Data to process:
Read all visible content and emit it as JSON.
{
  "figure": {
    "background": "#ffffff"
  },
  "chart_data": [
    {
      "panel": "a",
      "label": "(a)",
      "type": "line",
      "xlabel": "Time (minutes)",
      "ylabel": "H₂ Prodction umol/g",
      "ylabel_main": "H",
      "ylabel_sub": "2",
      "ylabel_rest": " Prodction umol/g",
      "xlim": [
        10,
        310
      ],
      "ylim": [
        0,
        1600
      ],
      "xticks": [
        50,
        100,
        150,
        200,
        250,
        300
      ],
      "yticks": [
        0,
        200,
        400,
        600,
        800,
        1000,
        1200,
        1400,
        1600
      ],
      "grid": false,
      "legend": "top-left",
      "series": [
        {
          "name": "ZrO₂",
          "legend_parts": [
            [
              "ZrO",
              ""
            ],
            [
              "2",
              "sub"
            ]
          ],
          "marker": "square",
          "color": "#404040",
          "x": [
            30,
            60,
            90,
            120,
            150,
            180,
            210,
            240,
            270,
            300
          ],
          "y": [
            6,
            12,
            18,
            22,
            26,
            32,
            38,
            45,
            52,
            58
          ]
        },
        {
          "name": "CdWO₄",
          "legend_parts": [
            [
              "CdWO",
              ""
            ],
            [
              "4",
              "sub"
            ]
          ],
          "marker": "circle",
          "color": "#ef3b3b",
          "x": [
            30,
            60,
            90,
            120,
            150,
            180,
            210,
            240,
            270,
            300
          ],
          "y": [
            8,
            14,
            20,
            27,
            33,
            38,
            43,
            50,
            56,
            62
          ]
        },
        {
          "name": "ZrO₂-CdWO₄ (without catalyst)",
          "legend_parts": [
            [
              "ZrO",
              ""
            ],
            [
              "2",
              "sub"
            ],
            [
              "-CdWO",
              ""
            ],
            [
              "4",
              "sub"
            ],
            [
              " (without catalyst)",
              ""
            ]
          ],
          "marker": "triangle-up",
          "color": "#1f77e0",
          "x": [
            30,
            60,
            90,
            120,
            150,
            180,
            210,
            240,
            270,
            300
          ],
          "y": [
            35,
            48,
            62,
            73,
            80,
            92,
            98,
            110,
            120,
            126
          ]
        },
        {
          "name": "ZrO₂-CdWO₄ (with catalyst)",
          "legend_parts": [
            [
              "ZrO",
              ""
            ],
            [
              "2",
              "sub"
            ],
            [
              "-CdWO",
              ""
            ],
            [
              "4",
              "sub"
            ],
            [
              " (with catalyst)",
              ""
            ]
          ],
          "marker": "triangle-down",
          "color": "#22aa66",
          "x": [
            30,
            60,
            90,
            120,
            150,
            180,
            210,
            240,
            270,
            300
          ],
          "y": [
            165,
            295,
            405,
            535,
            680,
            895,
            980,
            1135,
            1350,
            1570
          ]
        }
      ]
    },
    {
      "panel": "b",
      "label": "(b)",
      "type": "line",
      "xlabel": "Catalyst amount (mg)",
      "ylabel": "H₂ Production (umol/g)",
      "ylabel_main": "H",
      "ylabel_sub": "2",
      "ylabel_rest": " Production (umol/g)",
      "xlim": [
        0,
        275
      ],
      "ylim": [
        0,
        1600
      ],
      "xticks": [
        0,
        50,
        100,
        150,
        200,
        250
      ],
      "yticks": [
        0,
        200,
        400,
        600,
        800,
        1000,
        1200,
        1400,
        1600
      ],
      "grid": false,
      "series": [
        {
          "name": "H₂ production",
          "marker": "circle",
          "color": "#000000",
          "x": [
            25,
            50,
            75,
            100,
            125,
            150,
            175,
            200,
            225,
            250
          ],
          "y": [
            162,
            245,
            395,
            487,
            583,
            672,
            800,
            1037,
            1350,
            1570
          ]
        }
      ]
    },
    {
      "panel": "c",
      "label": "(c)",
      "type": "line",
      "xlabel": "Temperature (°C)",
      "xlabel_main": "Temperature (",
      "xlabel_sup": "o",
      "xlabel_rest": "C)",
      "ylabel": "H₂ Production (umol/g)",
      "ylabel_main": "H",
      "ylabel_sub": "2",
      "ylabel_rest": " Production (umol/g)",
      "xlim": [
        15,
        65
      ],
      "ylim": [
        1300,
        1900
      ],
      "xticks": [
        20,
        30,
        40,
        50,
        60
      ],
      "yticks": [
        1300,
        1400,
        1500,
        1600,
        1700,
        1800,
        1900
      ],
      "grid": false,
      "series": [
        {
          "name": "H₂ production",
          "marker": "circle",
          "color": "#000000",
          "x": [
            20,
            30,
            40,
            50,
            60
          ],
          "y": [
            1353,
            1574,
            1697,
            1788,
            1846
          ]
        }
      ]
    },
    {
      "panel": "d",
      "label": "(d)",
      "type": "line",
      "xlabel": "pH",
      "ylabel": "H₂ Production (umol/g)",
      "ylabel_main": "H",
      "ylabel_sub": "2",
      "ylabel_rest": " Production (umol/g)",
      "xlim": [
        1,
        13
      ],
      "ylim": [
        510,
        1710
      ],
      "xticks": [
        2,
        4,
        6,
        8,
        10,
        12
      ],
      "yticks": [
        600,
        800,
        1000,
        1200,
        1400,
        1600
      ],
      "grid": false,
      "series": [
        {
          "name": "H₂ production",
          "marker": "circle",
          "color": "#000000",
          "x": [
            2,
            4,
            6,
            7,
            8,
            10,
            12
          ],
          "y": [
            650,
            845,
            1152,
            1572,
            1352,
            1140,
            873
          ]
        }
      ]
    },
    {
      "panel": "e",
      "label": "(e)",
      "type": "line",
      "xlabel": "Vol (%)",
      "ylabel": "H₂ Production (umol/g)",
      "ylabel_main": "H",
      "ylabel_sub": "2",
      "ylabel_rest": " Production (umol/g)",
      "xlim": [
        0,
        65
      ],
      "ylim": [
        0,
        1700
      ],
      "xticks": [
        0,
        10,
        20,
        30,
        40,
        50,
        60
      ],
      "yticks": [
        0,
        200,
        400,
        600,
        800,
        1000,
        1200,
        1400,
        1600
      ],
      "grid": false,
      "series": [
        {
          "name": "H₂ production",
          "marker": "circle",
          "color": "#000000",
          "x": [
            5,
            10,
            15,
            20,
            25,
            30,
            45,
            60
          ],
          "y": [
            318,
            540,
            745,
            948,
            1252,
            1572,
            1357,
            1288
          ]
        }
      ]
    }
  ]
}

Goal of the exercise:
Reproduce the records above exactly as they appear.

Expected answer:
Read all visible content and emit it as JSON.
{
  "figure": {
    "background": "#ffffff"
  },
  "chart_data": [
    {
      "panel": "a",
      "label": "(a)",
      "type": "line",
      "xlabel": "Time (minutes)",
      "ylabel": "H₂ Prodction umol/g",
      "ylabel_main": "H",
      "ylabel_sub": "2",
      "ylabel_rest": " Prodction umol/g",
      "xlim": [
        10,
        310
      ],
      "ylim": [
        0,
        1600
      ],
      "xticks": [
        50,
        100,
        150,
        200,
        250,
        300
      ],
      "yticks": [
        0,
        200,
        400,
        600,
        800,
        1000,
        1200,
        1400,
        1600
      ],
      "grid": false,
      "legend": "top-left",
      "series": [
        {
          "name": "ZrO₂",
          "legend_parts": [
            [
              "ZrO",
              ""
            ],
            [
              "2",
              "sub"
            ]
          ],
          "marker": "square",
          "color": "#404040",
          "x": [
            30,
            60,
            90,
            120,
            150,
            180,
            210,
            240,
            270,
            300
          ],
          "y": [
            6,
            12,
            18,
            22,
            26,
            32,
            38,
            45,
            52,
            58
          ]
        },
        {
          "name": "CdWO₄",
          "legend_parts": [
            [
              "CdWO",
              ""
            ],
            [
              "4",
              "sub"
            ]
          ],
          "marker": "circle",
          "color": "#ef3b3b",
          "x": [
            30,
            60,
            90,
            120,
            150,
            180,
            210,
            240,
            270,
            300
          ],
          "y": [
            8,
            14,
            20,
            27,
            33,
            38,
            43,
            50,
            56,
            62
          ]
        },
        {
          "name": "ZrO₂-CdWO₄ (without catalyst)",
          "legend_parts": [
            [
              "ZrO",
              ""
            ],
            [
              "2",
              "sub"
            ],
            [
              "-CdWO",
              ""
            ],
            [
              "4",
              "sub"
            ],
            [
              " (without catalyst)",
              ""
            ]
          ],
          "marker": "triangle-up",
          "color": "#1f77e0",
          "x": [
            30,
            60,
            90,
            120,
            150,
            180,
            210,
            240,
            270,
            300
          ],
          "y": [
            35,
            48,
            62,
            73,
            80,
            92,
            98,
            110,
            120,
            126
          ]
        },
        {
          "name": "ZrO₂-CdWO₄ (with catalyst)",
          "legend_parts": [
            [
              "ZrO",
              ""
            ],
            [
              "2",
              "sub"
            ],
            [
              "-CdWO",
              ""
            ],
            [
              "4",
              "sub"
            ],
            [
              " (with catalyst)",
              ""
            ]
          ],
          "marker": "triangle-down",
          "color": "#22aa66",
          "x": [
            30,
            60,
            90,
            120,
            150,
            180,
            210,
            240,
            270,
            300
          ],
          "y": [
            165,
            295,
            405,
            535,
            680,
            895,
            980,
            1135,
            1350,
            1570
          ]
        }
      ]
    },
    {
      "panel": "b",
      "label": "(b)",
      "type": "line",
      "xlabel": "Catalyst amount (mg)",
      "ylabel": "H₂ Production (umol/g)",
      "ylabel_main": "H",
      "ylabel_sub": "2",
      "ylabel_rest": " Production (umol/g)",
      "xlim": [
        0,
        275
      ],
      "ylim": [
        0,
        1600
      ],
      "xticks": [
        0,
        50,
        100,
        150,
        200,
        250
      ],
      "yticks": [
        0,
        200,
        400,
        600,
        800,
        1000,
        1200,
        1400,
        1600
      ],
      "grid": false,
      "series": [
        {
          "name": "H₂ production",
          "marker": "circle",
          "color": "#000000",
          "x": [
            25,
            50,
            75,
            100,
            125,
            150,
            175,
            200,
            225,
            250
          ],
          "y": [
            162,
            245,
            395,
            487,
            583,
            672,
            800,
            1037,
            1350,
            1570
          ]
        }
      ]
    },
    {
      "panel": "c",
      "label": "(c)",
      "type": "line",
      "xlabel": "Temperature (°C)",
      "xlabel_main": "Temperature (",
      "xlabel_sup": "o",
      "xlabel_rest": "C)",
      "ylabel": "H₂ Production (umol/g)",
      "ylabel_main": "H",
      "ylabel_sub": "2",
      "ylabel_rest": " Production (umol/g)",
      "xlim": [
        15,
        65
      ],
      "ylim": [
        1300,
        1900
      ],
      "xticks": [
        20,
        30,
        40,
        50,
        60
      ],
      "yticks": [
        1300,
        1400,
        1500,
        1600,
        1700,
        1800,
        1900
      ],
      "grid": false,
      "series": [
        {
          "name": "H₂ production",
          "marker": "circle",
          "color": "#000000",
          "x": [
            20,
            30,
            40,
            50,
            60
          ],
          "y": [
            1353,
            1574,
            1697,
            1788,
            1846
          ]
        }
      ]
    },
    {
      "panel": "d",
      "label": "(d)",
      "type": "line",
      "xlabel": "pH",
      "ylabel": "H₂ Production (umol/g)",
      "ylabel_main": "H",
      "ylabel_sub": "2",
      "ylabel_rest": " Production (umol/g)",
      "xlim": [
        1,
        13
      ],
      "ylim": [
        510,
        1710
      ],
      "xticks": [
        2,
        4,
        6,
        8,
        10,
        12
      ],
      "yticks": [
        600,
        800,
        1000,
        1200,
        1400,
        1600
      ],
      "grid": false,
      "series": [
        {
          "name": "H₂ production",
          "marker": "circle",
          "color": "#000000",
          "x": [
            2,
            4,
            6,
            7,
            8,
            10,
            12
          ],
          "y": [
            650,
            845,
            1152,
            1572,
            1352,
            1140,
            873
          ]
        }
      ]
    },
    {
      "panel": "e",
      "label": "(e)",
      "type": "line",
      "xlabel": "Vol (%)",
      "ylabel": "H₂ Production (umol/g)",
      "ylabel_main": "H",
      "ylabel_sub": "2",
      "ylabel_rest": " Production (umol/g)",
      "xlim": [
        0,
        65
      ],
      "ylim": [
        0,
        1700
      ],
      "xticks": [
        0,
        10,
        20,
        30,
        40,
        50,
        60
      ],
      "yticks": [
        0,
        200,
        400,
        600,
        800,
        1000,
        1200,
        1400,
        1600
      ],
      "grid": false,
      "series": [
        {
          "name": "H₂ production",
          "marker": "circle",
          "color": "#000000",
          "x": [
            5,
            10,
            15,
            20,
            25,
            30,
            45,
            60
          ],
          "y": [
            318,
            540,
            745,
            948,
            1252,
            1572,
            1357,
            1288
          ]
        }
      ]
    }
  ]
}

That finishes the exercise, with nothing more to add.